-- Given instruction --
Copy out every record below with complete accuracy.

-- Record extracts --
------

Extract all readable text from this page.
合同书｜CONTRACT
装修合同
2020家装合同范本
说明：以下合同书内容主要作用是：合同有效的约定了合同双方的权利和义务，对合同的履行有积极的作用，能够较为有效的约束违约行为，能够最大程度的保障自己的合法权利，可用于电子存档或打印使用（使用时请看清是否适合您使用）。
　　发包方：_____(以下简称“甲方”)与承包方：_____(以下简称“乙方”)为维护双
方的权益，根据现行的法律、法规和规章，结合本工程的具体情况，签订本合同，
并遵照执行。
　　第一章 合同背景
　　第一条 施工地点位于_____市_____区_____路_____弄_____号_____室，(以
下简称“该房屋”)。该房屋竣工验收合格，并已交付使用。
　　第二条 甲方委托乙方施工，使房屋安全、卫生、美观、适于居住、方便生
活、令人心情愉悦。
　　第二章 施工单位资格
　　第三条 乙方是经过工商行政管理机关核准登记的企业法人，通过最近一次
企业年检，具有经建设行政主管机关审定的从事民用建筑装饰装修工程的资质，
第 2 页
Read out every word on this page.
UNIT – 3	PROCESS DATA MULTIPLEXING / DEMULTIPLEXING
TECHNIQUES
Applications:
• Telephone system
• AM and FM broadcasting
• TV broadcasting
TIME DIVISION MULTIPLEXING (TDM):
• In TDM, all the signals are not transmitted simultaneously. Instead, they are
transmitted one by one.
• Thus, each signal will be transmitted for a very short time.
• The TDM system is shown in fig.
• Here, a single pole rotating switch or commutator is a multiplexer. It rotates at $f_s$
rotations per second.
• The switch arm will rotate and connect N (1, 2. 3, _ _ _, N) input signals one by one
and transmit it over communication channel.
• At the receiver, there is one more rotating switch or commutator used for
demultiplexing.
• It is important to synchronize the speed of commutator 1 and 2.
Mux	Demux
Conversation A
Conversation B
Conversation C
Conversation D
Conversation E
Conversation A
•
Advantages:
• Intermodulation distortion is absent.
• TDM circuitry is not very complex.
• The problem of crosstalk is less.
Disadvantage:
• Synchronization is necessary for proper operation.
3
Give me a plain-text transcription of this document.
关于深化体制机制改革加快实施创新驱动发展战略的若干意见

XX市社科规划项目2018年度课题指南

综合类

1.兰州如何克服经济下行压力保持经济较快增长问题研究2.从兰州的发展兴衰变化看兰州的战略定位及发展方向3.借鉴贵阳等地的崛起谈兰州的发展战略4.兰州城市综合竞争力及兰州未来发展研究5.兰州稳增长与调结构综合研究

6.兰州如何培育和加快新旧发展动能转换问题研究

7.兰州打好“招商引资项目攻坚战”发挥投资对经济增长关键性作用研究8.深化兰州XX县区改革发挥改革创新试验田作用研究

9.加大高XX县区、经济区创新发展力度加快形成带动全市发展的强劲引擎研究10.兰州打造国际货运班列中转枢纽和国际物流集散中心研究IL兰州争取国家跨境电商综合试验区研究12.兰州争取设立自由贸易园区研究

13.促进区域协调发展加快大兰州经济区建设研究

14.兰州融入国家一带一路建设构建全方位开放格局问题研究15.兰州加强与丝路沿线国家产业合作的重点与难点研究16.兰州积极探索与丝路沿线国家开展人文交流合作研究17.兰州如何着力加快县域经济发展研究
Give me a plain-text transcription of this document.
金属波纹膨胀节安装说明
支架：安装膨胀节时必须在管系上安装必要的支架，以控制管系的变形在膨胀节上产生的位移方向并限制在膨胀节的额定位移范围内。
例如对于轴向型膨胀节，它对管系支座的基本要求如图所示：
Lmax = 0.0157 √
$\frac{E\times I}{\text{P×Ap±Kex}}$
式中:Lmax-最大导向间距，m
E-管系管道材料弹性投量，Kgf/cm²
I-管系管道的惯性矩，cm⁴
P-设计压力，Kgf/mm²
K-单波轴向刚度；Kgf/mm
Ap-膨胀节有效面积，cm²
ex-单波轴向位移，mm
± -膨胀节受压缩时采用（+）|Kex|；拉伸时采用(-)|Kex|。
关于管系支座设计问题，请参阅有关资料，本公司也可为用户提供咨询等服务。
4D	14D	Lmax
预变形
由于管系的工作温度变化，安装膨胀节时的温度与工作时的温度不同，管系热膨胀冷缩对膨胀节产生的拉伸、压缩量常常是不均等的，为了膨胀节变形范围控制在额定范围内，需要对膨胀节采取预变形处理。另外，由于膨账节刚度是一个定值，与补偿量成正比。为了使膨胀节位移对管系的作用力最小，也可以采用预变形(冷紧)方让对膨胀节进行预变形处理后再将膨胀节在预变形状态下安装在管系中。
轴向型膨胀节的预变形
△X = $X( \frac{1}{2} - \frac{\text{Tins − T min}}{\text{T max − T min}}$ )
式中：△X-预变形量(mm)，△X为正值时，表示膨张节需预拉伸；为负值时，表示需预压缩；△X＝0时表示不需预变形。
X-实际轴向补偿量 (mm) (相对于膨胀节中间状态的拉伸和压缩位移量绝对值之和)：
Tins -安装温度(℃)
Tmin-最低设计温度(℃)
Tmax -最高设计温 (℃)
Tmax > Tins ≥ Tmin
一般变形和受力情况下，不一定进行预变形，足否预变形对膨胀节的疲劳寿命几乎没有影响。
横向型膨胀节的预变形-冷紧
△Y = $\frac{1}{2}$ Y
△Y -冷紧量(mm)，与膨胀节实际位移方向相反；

------

-- Answer to this task --
Extract all readable text from this page.
合同书｜CONTRACT
装修合同
2020家装合同范本
说明：以下合同书内容主要作用是：合同有效的约定了合同双方的权利和义务，对合同的履行有积极的作用，能够较为有效的约束违约行为，能够最大程度的保障自己的合法权利，可用于电子存档或打印使用（使用时请看清是否适合您使用）。
　　发包方：_____(以下简称“甲方”)与承包方：_____(以下简称“乙方”)为维护双
方的权益，根据现行的法律、法规和规章，结合本工程的具体情况，签订本合同，
并遵照执行。
　　第一章 合同背景
　　第一条 施工地点位于_____市_____区_____路_____弄_____号_____室，(以
下简称“该房屋”)。该房屋竣工验收合格，并已交付使用。
　　第二条 甲方委托乙方施工，使房屋安全、卫生、美观、适于居住、方便生
活、令人心情愉悦。
　　第二章 施工单位资格
　　第三条 乙方是经过工商行政管理机关核准登记的企业法人，通过最近一次
企业年检，具有经建设行政主管机关审定的从事民用建筑装饰装修工程的资质，
第 2 页
Read out every word on this page.
UNIT – 3	PROCESS DATA MULTIPLEXING / DEMULTIPLEXING
TECHNIQUES
Applications:
• Telephone system
• AM and FM broadcasting
• TV broadcasting
TIME DIVISION MULTIPLEXING (TDM):
• In TDM, all the signals are not transmitted simultaneously. Instead, they are
transmitted one by one.
• Thus, each signal will be transmitted for a very short time.
• The TDM system is shown in fig.
• Here, a single pole rotating switch or commutator is a multiplexer. It rotates at $f_s$
rotations per second.
• The switch arm will rotate and connect N (1, 2. 3, _ _ _, N) input signals one by one
and transmit it over communication channel.
• At the receiver, there is one more rotating switch or commutator used for
demultiplexing.
• It is important to synchronize the speed of commutator 1 and 2.
Mux	Demux
Conversation A
Conversation B
Conversation C
Conversation D
Conversation E
Conversation A
•
Advantages:
• Intermodulation distortion is absent.
• TDM circuitry is not very complex.
• The problem of crosstalk is less.
Disadvantage:
• Synchronization is necessary for proper operation.
3
Give me a plain-text transcription of this document.
关于深化体制机制改革加快实施创新驱动发展战略的若干意见

XX市社科规划项目2018年度课题指南

综合类

1.兰州如何克服经济下行压力保持经济较快增长问题研究2.从兰州的发展兴衰变化看兰州的战略定位及发展方向3.借鉴贵阳等地的崛起谈兰州的发展战略4.兰州城市综合竞争力及兰州未来发展研究5.兰州稳增长与调结构综合研究

6.兰州如何培育和加快新旧发展动能转换问题研究

7.兰州打好“招商引资项目攻坚战”发挥投资对经济增长关键性作用研究8.深化兰州XX县区改革发挥改革创新试验田作用研究

9.加大高XX县区、经济区创新发展力度加快形成带动全市发展的强劲引擎研究10.兰州打造国际货运班列中转枢纽和国际物流集散中心研究IL兰州争取国家跨境电商综合试验区研究12.兰州争取设立自由贸易园区研究

13.促进区域协调发展加快大兰州经济区建设研究

14.兰州融入国家一带一路建设构建全方位开放格局问题研究15.兰州加强与丝路沿线国家产业合作的重点与难点研究16.兰州积极探索与丝路沿线国家开展人文交流合作研究17.兰州如何着力加快县域经济发展研究
Give me a plain-text transcription of this document.
金属波纹膨胀节安装说明
支架：安装膨胀节时必须在管系上安装必要的支架，以控制管系的变形在膨胀节上产生的位移方向并限制在膨胀节的额定位移范围内。
例如对于轴向型膨胀节，它对管系支座的基本要求如图所示：
Lmax = 0.0157 √
$\frac{E\times I}{\text{P×Ap±Kex}}$
式中:Lmax-最大导向间距，m
E-管系管道材料弹性投量，Kgf/cm²
I-管系管道的惯性矩，cm⁴
P-设计压力，Kgf/mm²
K-单波轴向刚度；Kgf/mm
Ap-膨胀节有效面积，cm²
ex-单波轴向位移，mm
± -膨胀节受压缩时采用（+）|Kex|；拉伸时采用(-)|Kex|。
关于管系支座设计问题，请参阅有关资料，本公司也可为用户提供咨询等服务。
4D	14D	Lmax
预变形
由于管系的工作温度变化，安装膨胀节时的温度与工作时的温度不同，管系热膨胀冷缩对膨胀节产生的拉伸、压缩量常常是不均等的，为了膨胀节变形范围控制在额定范围内，需要对膨胀节采取预变形处理。另外，由于膨账节刚度是一个定值，与补偿量成正比。为了使膨胀节位移对管系的作用力最小，也可以采用预变形(冷紧)方让对膨胀节进行预变形处理后再将膨胀节在预变形状态下安装在管系中。
轴向型膨胀节的预变形
△X = $X( \frac{1}{2} - \frac{\text{Tins − T min}}{\text{T max − T min}}$ )
式中：△X-预变形量(mm)，△X为正值时，表示膨张节需预拉伸；为负值时，表示需预压缩；△X＝0时表示不需预变形。
X-实际轴向补偿量 (mm) (相对于膨胀节中间状态的拉伸和压缩位移量绝对值之和)：
Tins -安装温度(℃)
Tmin-最低设计温度(℃)
Tmax -最高设计温 (℃)
Tmax > Tins ≥ Tmin
一般变形和受力情况下，不一定进行预变形，足否预变形对膨胀节的疲劳寿命几乎没有影响。
横向型膨胀节的预变形-冷紧
△Y = $\frac{1}{2}$ Y
△Y -冷紧量(mm)，与膨胀节实际位移方向相反；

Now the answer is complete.